> _Exercise instructions_: Go through the material below and copy all lines with "intrados".

> _Supplied material_:
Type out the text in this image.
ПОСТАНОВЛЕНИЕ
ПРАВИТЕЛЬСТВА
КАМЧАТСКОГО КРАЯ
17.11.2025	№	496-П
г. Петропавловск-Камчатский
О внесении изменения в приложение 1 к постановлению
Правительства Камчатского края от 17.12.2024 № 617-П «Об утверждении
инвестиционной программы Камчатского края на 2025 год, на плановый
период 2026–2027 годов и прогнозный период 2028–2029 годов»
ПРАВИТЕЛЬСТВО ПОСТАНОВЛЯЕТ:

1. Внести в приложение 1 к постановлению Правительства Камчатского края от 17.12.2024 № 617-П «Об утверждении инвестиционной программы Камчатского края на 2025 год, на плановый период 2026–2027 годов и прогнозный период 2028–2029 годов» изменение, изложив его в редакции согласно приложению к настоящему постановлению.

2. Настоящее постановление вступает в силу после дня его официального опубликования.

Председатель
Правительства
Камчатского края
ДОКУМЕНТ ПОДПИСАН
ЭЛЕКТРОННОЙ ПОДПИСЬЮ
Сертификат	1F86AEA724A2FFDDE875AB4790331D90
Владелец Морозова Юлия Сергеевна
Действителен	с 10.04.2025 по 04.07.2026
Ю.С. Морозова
...
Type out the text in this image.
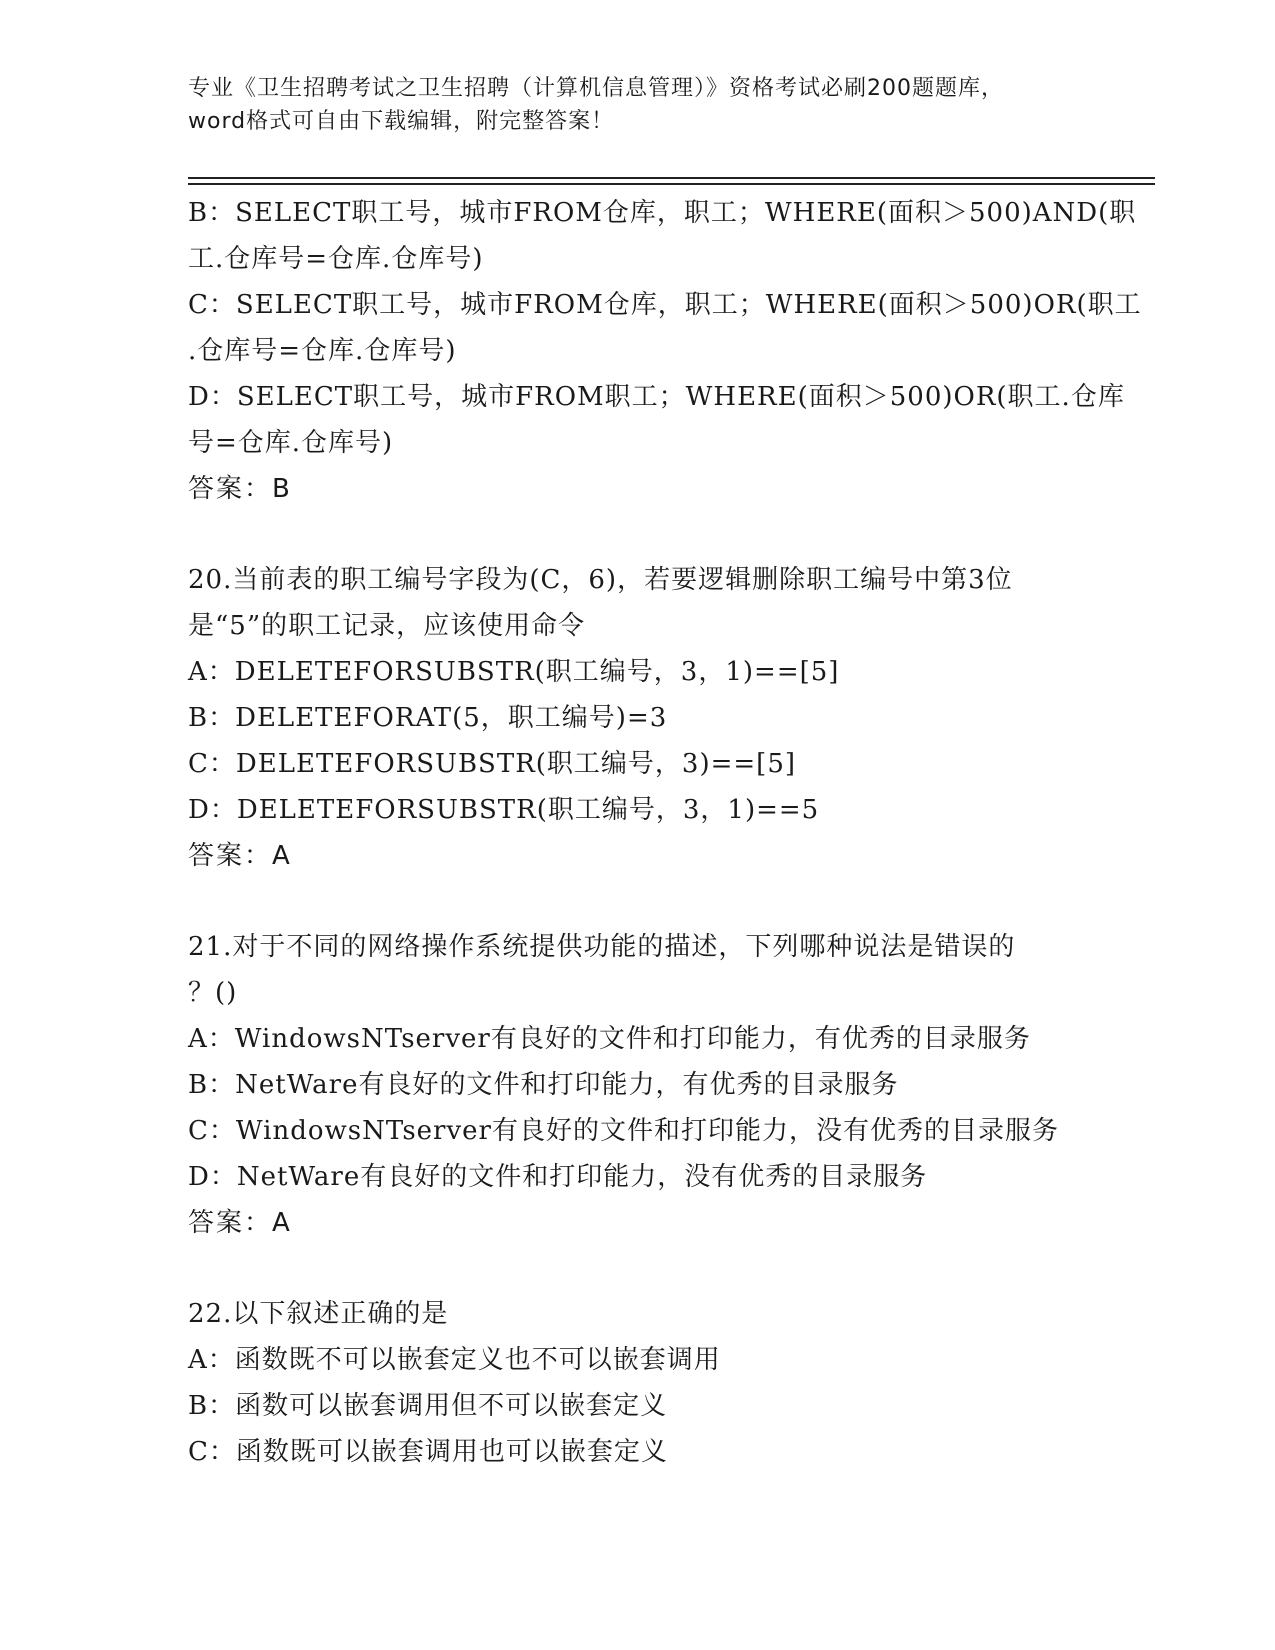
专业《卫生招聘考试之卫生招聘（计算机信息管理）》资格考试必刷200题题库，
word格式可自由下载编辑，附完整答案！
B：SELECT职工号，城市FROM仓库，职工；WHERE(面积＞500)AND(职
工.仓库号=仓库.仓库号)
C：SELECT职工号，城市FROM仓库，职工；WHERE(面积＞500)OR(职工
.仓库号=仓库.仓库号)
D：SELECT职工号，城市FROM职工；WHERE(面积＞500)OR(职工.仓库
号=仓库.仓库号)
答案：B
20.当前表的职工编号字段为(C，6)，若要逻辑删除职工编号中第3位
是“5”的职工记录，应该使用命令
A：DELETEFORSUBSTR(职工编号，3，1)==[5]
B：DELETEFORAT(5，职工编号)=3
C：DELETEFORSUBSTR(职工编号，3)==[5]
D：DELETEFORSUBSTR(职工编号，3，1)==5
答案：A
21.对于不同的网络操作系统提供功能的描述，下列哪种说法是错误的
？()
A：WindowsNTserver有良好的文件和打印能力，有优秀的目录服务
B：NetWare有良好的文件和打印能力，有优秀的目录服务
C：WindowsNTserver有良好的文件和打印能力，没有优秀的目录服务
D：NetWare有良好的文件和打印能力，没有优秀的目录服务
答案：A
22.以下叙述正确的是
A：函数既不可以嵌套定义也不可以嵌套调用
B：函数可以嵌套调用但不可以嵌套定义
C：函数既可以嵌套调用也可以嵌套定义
==
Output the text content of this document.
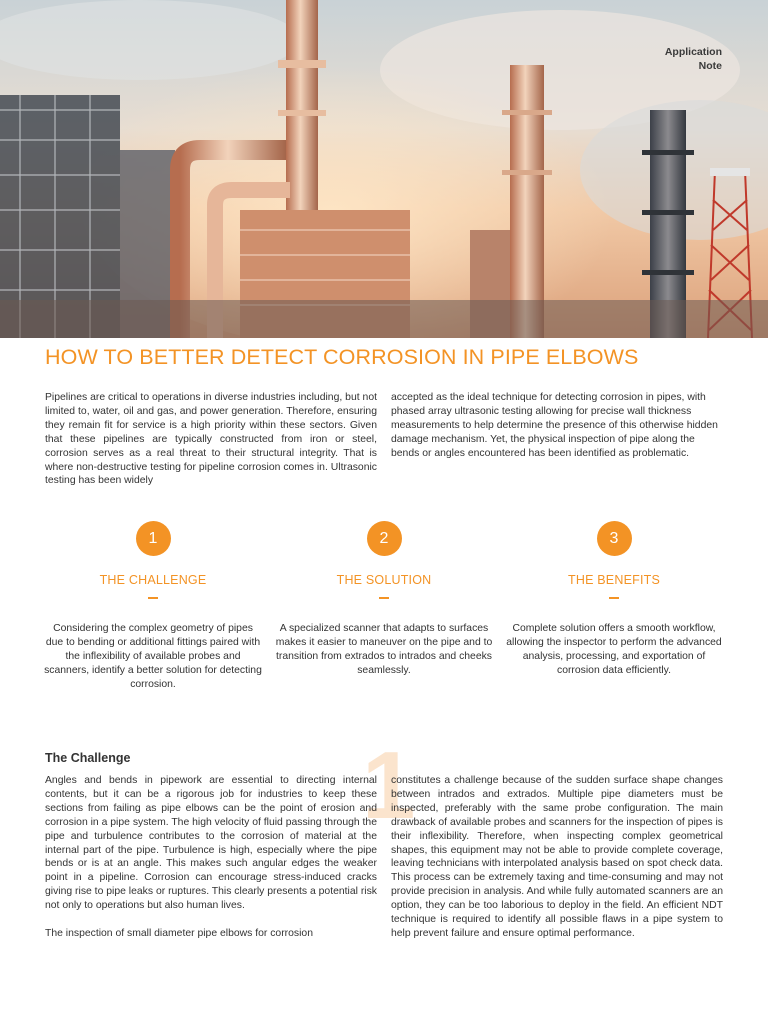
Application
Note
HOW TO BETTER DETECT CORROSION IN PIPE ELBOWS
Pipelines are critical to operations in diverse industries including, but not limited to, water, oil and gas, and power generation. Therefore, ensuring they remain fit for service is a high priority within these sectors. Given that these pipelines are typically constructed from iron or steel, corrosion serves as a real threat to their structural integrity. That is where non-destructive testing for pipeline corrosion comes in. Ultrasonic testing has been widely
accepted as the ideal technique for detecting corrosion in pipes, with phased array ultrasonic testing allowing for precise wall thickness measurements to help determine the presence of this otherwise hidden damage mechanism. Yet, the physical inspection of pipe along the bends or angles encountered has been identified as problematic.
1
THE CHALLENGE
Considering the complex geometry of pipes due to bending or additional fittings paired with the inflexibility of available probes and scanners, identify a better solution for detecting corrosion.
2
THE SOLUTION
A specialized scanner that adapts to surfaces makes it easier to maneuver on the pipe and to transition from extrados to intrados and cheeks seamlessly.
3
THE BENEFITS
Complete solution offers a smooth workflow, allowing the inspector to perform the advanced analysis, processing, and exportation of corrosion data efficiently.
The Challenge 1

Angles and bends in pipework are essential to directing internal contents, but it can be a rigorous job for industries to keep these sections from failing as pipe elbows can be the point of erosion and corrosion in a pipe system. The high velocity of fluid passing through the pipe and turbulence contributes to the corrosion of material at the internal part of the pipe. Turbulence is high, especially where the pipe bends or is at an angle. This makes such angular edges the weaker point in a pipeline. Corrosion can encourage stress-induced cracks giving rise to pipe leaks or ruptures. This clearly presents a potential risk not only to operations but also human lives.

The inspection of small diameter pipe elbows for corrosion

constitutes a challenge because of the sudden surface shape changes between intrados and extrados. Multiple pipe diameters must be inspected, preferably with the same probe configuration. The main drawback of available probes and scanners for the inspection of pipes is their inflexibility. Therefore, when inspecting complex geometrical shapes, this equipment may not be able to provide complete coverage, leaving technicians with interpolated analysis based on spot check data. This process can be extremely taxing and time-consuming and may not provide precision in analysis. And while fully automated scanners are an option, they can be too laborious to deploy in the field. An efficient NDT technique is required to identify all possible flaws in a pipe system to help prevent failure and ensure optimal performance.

> _The response_:
A specialized scanner that adapts to surfaces makes it easier to maneuver on the pipe and to transition from extrados to intrados and cheeks seamlessly.
constitutes a challenge because of the sudden surface shape changes between intrados and extrados. Multiple pipe diameters must be inspected, preferably with the same probe configuration. The main drawback of available probes and scanners for the inspection of pipes is their inflexibility. Therefore, when inspecting complex geometrical shapes, this equipment may not be able to provide complete coverage, leaving technicians with interpolated analysis based on spot check data. This process can be extremely taxing and time-consuming and may not provide precision in analysis. And while fully automated scanners are an option, they can be too laborious to deploy in the field. An efficient NDT technique is required to identify all possible flaws in a pipe system to help prevent failure and ensure optimal performance.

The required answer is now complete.